STATED TASK. Below is a listing. Gather each line of it that contains "level".

(Structured figure records)
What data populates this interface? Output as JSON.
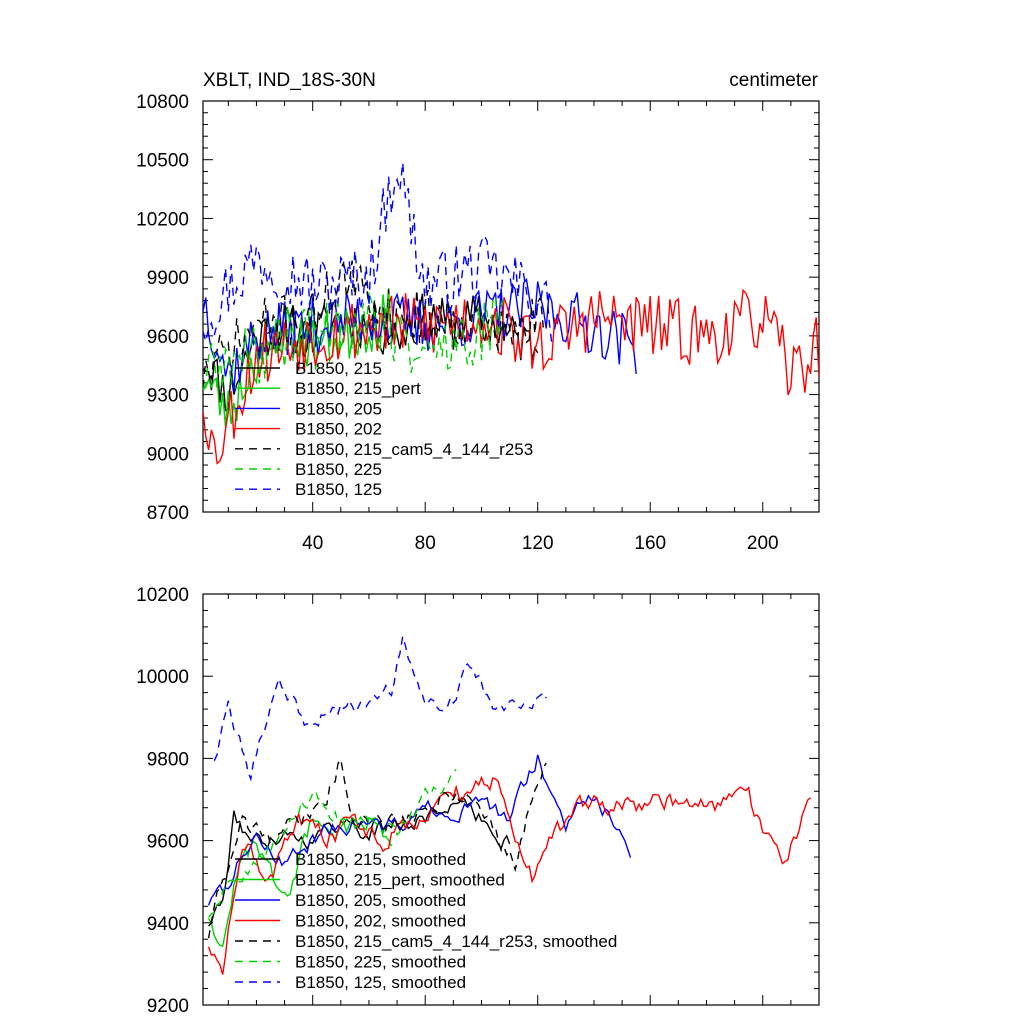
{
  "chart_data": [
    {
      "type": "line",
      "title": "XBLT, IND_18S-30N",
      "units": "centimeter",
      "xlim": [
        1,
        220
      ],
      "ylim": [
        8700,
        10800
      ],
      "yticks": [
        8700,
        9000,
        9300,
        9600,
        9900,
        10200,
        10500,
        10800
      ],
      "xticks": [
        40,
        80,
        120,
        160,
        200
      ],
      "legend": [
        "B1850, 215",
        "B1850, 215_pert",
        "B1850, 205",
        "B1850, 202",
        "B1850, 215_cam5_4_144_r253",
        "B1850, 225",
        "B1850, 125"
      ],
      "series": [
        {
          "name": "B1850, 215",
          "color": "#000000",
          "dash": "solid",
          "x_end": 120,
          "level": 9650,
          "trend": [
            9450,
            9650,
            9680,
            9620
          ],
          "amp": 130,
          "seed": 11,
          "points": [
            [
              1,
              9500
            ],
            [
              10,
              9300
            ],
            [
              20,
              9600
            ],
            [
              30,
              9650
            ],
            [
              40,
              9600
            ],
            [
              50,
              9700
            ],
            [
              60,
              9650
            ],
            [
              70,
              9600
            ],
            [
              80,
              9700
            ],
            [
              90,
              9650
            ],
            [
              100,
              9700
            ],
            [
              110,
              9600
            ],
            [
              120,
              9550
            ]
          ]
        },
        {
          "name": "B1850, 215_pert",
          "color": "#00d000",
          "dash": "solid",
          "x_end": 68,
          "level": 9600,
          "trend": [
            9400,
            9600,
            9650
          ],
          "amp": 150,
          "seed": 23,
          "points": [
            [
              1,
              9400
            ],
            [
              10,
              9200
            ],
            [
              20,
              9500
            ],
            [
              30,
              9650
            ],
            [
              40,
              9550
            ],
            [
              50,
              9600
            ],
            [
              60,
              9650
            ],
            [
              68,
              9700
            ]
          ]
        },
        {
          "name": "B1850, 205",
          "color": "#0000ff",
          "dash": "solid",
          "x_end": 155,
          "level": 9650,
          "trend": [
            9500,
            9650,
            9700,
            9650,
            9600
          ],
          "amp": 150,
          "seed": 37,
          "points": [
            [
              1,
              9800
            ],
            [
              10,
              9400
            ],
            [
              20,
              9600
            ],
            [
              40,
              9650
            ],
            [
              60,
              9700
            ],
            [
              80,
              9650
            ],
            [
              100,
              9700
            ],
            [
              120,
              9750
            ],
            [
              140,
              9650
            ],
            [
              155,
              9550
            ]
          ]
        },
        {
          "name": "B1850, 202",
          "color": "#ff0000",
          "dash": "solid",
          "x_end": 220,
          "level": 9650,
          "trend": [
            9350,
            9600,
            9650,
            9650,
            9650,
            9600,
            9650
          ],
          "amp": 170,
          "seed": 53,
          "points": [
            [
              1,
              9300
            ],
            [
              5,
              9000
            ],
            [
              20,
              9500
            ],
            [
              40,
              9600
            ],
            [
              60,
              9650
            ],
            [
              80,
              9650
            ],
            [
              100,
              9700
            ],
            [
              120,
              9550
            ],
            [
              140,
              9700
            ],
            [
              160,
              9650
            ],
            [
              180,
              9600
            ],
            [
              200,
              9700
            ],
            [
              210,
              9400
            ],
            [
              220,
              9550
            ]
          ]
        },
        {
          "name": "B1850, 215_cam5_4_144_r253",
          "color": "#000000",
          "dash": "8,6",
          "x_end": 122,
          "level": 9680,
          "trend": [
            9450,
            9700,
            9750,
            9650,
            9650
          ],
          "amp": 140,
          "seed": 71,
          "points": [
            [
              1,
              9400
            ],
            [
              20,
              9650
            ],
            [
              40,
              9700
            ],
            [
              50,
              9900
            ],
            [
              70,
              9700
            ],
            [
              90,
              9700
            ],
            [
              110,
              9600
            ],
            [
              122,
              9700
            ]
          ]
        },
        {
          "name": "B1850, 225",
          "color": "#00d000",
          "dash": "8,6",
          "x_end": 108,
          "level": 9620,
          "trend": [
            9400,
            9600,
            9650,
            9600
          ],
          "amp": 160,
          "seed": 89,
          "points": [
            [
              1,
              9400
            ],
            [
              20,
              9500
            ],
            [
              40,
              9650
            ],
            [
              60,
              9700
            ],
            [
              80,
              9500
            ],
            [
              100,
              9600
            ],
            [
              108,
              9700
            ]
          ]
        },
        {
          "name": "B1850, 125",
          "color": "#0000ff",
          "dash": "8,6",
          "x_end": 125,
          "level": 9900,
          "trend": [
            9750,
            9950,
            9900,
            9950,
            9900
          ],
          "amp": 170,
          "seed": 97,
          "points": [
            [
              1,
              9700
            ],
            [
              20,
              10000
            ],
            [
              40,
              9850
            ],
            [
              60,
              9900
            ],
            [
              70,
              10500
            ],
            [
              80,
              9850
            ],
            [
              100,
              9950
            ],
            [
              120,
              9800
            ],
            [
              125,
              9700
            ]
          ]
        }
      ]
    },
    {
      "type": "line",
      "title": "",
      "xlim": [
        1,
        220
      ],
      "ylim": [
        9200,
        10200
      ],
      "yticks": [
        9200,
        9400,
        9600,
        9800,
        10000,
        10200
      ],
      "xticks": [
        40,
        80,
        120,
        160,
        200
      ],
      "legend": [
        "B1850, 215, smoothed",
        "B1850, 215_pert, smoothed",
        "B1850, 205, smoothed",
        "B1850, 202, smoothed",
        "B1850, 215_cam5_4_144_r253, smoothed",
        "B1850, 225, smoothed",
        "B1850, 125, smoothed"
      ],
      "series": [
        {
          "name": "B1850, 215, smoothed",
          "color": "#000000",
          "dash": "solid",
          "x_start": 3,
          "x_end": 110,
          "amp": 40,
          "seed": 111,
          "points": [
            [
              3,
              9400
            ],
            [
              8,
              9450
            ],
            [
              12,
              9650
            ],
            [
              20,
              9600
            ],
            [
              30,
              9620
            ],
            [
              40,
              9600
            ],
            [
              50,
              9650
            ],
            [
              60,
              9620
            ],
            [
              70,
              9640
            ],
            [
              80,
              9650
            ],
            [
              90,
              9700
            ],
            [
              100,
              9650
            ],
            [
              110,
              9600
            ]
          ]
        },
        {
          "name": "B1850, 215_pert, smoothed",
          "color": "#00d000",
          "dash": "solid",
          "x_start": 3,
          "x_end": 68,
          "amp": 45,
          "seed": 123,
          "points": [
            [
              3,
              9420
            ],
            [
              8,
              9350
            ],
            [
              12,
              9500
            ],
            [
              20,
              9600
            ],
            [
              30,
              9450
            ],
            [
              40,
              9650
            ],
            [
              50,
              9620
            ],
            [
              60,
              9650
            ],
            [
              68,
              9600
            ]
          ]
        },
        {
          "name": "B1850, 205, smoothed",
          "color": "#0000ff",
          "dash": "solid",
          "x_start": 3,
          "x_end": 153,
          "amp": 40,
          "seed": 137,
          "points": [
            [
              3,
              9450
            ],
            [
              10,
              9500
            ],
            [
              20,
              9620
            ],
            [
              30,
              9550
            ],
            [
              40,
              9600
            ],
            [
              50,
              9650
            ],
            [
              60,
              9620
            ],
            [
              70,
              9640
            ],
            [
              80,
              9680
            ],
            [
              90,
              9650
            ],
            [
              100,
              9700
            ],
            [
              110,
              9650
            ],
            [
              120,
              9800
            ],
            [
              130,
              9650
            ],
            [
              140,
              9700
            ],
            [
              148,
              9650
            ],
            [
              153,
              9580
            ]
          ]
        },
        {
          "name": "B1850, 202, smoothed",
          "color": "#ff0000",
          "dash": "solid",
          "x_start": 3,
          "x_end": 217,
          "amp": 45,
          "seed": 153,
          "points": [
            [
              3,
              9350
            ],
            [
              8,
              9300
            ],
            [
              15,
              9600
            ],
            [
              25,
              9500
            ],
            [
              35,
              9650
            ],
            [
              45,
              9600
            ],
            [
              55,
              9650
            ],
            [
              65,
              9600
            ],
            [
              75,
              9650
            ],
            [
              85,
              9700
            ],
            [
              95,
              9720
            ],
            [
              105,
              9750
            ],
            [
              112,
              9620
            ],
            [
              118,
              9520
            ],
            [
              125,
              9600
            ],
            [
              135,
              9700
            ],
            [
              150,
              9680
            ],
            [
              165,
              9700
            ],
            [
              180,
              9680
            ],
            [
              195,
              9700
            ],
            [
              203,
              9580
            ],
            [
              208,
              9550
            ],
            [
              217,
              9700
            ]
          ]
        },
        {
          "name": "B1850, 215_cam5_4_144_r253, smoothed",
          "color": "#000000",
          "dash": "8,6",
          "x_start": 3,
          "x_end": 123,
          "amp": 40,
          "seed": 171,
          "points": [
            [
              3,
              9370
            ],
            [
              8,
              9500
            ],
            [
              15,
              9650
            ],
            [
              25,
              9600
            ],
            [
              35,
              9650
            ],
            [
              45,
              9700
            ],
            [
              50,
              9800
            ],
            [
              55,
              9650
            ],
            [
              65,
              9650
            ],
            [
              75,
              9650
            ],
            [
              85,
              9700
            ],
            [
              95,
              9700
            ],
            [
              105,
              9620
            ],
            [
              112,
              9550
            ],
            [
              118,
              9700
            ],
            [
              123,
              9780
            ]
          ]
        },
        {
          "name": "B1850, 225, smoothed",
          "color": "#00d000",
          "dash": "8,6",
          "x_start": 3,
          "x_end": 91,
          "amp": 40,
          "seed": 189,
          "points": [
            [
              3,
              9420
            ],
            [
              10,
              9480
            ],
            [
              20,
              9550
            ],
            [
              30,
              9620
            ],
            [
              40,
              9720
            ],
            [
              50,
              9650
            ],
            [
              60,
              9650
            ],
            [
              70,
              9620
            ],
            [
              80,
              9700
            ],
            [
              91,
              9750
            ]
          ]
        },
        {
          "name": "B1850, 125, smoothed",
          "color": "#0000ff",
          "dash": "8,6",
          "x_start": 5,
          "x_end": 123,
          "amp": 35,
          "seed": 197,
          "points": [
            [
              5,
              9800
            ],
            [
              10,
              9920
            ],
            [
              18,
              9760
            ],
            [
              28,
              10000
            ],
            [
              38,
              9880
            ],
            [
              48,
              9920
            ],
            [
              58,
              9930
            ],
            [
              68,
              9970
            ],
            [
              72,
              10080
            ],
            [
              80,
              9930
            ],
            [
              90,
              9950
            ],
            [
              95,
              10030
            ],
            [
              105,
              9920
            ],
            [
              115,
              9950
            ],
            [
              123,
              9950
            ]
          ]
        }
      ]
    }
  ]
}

ANSWER FOR THE TASK.
          "level": 9650,
          "level": 9600,
          "level": 9650,
          "level": 9650,
          "level": 9680,
          "level": 9620,
          "level": 9900,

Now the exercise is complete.